DATASET -
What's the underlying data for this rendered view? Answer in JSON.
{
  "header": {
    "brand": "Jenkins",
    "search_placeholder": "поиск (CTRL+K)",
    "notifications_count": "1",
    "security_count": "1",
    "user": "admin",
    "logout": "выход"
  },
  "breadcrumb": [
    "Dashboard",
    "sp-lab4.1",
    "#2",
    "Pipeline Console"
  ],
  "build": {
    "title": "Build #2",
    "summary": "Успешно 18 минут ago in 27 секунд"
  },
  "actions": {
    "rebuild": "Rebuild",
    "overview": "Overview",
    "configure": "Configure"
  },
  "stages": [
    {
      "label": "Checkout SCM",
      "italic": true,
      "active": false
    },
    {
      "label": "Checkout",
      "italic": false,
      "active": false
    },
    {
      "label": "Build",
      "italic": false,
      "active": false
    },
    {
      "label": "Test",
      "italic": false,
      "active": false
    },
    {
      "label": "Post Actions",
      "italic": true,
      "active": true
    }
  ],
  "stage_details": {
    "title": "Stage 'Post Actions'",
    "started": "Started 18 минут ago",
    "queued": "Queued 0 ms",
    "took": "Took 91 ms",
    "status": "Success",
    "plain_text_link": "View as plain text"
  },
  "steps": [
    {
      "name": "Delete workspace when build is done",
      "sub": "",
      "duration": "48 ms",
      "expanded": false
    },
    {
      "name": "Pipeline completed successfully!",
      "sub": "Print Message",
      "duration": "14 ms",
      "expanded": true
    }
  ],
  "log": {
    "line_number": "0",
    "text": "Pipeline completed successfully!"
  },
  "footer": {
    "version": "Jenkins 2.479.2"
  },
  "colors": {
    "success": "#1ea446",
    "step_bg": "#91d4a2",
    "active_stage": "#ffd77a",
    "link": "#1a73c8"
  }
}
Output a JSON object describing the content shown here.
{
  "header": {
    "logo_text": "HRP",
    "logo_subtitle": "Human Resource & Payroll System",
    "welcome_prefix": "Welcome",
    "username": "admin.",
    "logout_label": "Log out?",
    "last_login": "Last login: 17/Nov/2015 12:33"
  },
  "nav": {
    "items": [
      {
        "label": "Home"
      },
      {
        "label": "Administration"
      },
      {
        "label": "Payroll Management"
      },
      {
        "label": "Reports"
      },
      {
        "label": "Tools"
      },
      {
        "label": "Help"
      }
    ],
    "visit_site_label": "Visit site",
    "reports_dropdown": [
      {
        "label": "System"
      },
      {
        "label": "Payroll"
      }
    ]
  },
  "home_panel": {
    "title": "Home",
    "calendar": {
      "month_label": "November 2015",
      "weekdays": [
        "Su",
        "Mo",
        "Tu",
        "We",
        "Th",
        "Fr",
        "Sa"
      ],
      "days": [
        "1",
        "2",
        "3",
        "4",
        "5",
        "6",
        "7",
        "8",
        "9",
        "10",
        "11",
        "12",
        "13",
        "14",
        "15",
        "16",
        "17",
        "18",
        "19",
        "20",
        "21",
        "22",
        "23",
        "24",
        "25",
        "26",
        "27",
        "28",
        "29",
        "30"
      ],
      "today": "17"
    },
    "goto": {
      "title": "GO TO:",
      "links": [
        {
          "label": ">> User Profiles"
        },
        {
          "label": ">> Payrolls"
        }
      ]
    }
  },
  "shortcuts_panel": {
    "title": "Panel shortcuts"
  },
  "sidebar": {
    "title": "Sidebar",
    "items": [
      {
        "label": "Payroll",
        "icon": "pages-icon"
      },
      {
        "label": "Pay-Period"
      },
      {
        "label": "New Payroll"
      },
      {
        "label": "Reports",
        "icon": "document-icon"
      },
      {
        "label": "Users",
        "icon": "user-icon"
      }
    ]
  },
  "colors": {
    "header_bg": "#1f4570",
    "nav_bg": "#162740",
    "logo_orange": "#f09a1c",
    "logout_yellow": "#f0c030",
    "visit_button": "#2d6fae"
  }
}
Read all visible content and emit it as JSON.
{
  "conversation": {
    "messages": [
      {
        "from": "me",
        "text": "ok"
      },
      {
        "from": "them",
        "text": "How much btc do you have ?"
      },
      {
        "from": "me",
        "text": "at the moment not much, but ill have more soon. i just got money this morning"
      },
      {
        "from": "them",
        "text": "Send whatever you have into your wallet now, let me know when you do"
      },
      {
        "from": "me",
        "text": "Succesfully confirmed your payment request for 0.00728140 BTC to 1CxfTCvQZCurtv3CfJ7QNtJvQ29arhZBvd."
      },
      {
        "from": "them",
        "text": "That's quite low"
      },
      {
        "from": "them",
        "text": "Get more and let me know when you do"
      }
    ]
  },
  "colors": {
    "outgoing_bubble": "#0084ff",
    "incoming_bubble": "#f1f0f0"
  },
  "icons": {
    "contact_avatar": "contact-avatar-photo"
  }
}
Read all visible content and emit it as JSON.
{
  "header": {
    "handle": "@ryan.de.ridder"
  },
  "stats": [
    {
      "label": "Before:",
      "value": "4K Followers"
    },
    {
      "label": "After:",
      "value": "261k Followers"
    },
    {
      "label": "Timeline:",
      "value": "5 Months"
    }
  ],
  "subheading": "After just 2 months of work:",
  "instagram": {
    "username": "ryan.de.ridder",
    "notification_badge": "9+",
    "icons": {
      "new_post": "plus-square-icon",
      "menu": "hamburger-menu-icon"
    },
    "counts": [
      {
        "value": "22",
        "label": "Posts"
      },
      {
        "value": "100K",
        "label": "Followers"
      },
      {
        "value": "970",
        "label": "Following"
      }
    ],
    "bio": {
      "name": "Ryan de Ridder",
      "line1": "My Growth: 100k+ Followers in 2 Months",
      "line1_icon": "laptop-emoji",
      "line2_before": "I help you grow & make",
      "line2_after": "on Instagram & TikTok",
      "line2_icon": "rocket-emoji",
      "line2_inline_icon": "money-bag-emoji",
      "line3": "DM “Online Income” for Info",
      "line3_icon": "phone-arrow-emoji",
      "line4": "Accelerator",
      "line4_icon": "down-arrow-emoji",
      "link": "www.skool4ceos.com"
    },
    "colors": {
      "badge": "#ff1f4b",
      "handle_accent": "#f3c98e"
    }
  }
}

CHALLENGE - Write each line above out exactly.

FINISHED EXERCISE -
What's the underlying data for this rendered view? Answer in JSON.
{
  "header": {
    "brand": "Jenkins",
    "search_placeholder": "поиск (CTRL+K)",
    "notifications_count": "1",
    "security_count": "1",
    "user": "admin",
    "logout": "выход"
  },
  "breadcrumb": [
    "Dashboard",
    "sp-lab4.1",
    "#2",
    "Pipeline Console"
  ],
  "build": {
    "title": "Build #2",
    "summary": "Успешно 18 минут ago in 27 секунд"
  },
  "actions": {
    "rebuild": "Rebuild",
    "overview": "Overview",
    "configure": "Configure"
  },
  "stages": [
    {
      "label": "Checkout SCM",
      "italic": true,
      "active": false
    },
    {
      "label": "Checkout",
      "italic": false,
      "active": false
    },
    {
      "label": "Build",
      "italic": false,
      "active": false
    },
    {
      "label": "Test",
      "italic": false,
      "active": false
    },
    {
      "label": "Post Actions",
      "italic": true,
      "active": true
    }
  ],
  "stage_details": {
    "title": "Stage 'Post Actions'",
    "started": "Started 18 минут ago",
    "queued": "Queued 0 ms",
    "took": "Took 91 ms",
    "status": "Success",
    "plain_text_link": "View as plain text"
  },
  "steps": [
    {
      "name": "Delete workspace when build is done",
      "sub": "",
      "duration": "48 ms",
      "expanded": false
    },
    {
      "name": "Pipeline completed successfully!",
      "sub": "Print Message",
      "duration": "14 ms",
      "expanded": true
    }
  ],
  "log": {
    "line_number": "0",
    "text": "Pipeline completed successfully!"
  },
  "footer": {
    "version": "Jenkins 2.479.2"
  },
  "colors": {
    "success": "#1ea446",
    "step_bg": "#91d4a2",
    "active_stage": "#ffd77a",
    "link": "#1a73c8"
  }
}
Output a JSON object describing the content shown here.
{
  "header": {
    "logo_text": "HRP",
    "logo_subtitle": "Human Resource & Payroll System",
    "welcome_prefix": "Welcome",
    "username": "admin.",
    "logout_label": "Log out?",
    "last_login": "Last login: 17/Nov/2015 12:33"
  },
  "nav": {
    "items": [
      {
        "label": "Home"
      },
      {
        "label": "Administration"
      },
      {
        "label": "Payroll Management"
      },
      {
        "label": "Reports"
      },
      {
        "label": "Tools"
      },
      {
        "label": "Help"
      }
    ],
    "visit_site_label": "Visit site",
    "reports_dropdown": [
      {
        "label": "System"
      },
      {
        "label": "Payroll"
      }
    ]
  },
  "home_panel": {
    "title": "Home",
    "calendar": {
      "month_label": "November 2015",
      "weekdays": [
        "Su",
        "Mo",
        "Tu",
        "We",
        "Th",
        "Fr",
        "Sa"
      ],
      "days": [
        "1",
        "2",
        "3",
        "4",
        "5",
        "6",
        "7",
        "8",
        "9",
        "10",
        "11",
        "12",
        "13",
        "14",
        "15",
        "16",
        "17",
        "18",
        "19",
        "20",
        "21",
        "22",
        "23",
        "24",
        "25",
        "26",
        "27",
        "28",
        "29",
        "30"
      ],
      "today": "17"
    },
    "goto": {
      "title": "GO TO:",
      "links": [
        {
          "label": ">> User Profiles"
        },
        {
          "label": ">> Payrolls"
        }
      ]
    }
  },
  "shortcuts_panel": {
    "title": "Panel shortcuts"
  },
  "sidebar": {
    "title": "Sidebar",
    "items": [
      {
        "label": "Payroll",
        "icon": "pages-icon"
      },
      {
        "label": "Pay-Period"
      },
      {
        "label": "New Payroll"
      },
      {
        "label": "Reports",
        "icon": "document-icon"
      },
      {
        "label": "Users",
        "icon": "user-icon"
      }
    ]
  },
  "colors": {
    "header_bg": "#1f4570",
    "nav_bg": "#162740",
    "logo_orange": "#f09a1c",
    "logout_yellow": "#f0c030",
    "visit_button": "#2d6fae"
  }
}
Read all visible content and emit it as JSON.
{
  "conversation": {
    "messages": [
      {
        "from": "me",
        "text": "ok"
      },
      {
        "from": "them",
        "text": "How much btc do you have ?"
      },
      {
        "from": "me",
        "text": "at the moment not much, but ill have more soon. i just got money this morning"
      },
      {
        "from": "them",
        "text": "Send whatever you have into your wallet now, let me know when you do"
      },
      {
        "from": "me",
        "text": "Succesfully confirmed your payment request for 0.00728140 BTC to 1CxfTCvQZCurtv3CfJ7QNtJvQ29arhZBvd."
      },
      {
        "from": "them",
        "text": "That's quite low"
      },
      {
        "from": "them",
        "text": "Get more and let me know when you do"
      }
    ]
  },
  "colors": {
    "outgoing_bubble": "#0084ff",
    "incoming_bubble": "#f1f0f0"
  },
  "icons": {
    "contact_avatar": "contact-avatar-photo"
  }
}
Read all visible content and emit it as JSON.
{
  "header": {
    "handle": "@ryan.de.ridder"
  },
  "stats": [
    {
      "label": "Before:",
      "value": "4K Followers"
    },
    {
      "label": "After:",
      "value": "261k Followers"
    },
    {
      "label": "Timeline:",
      "value": "5 Months"
    }
  ],
  "subheading": "After just 2 months of work:",
  "instagram": {
    "username": "ryan.de.ridder",
    "notification_badge": "9+",
    "icons": {
      "new_post": "plus-square-icon",
      "menu": "hamburger-menu-icon"
    },
    "counts": [
      {
        "value": "22",
        "label": "Posts"
      },
      {
        "value": "100K",
        "label": "Followers"
      },
      {
        "value": "970",
        "label": "Following"
      }
    ],
    "bio": {
      "name": "Ryan de Ridder",
      "line1": "My Growth: 100k+ Followers in 2 Months",
      "line1_icon": "laptop-emoji",
      "line2_before": "I help you grow & make",
      "line2_after": "on Instagram & TikTok",
      "line2_icon": "rocket-emoji",
      "line2_inline_icon": "money-bag-emoji",
      "line3": "DM “Online Income” for Info",
      "line3_icon": "phone-arrow-emoji",
      "line4": "Accelerator",
      "line4_icon": "down-arrow-emoji",
      "link": "www.skool4ceos.com"
    },
    "colors": {
      "badge": "#ff1f4b",
      "handle_accent": "#f3c98e"
    }
  }
}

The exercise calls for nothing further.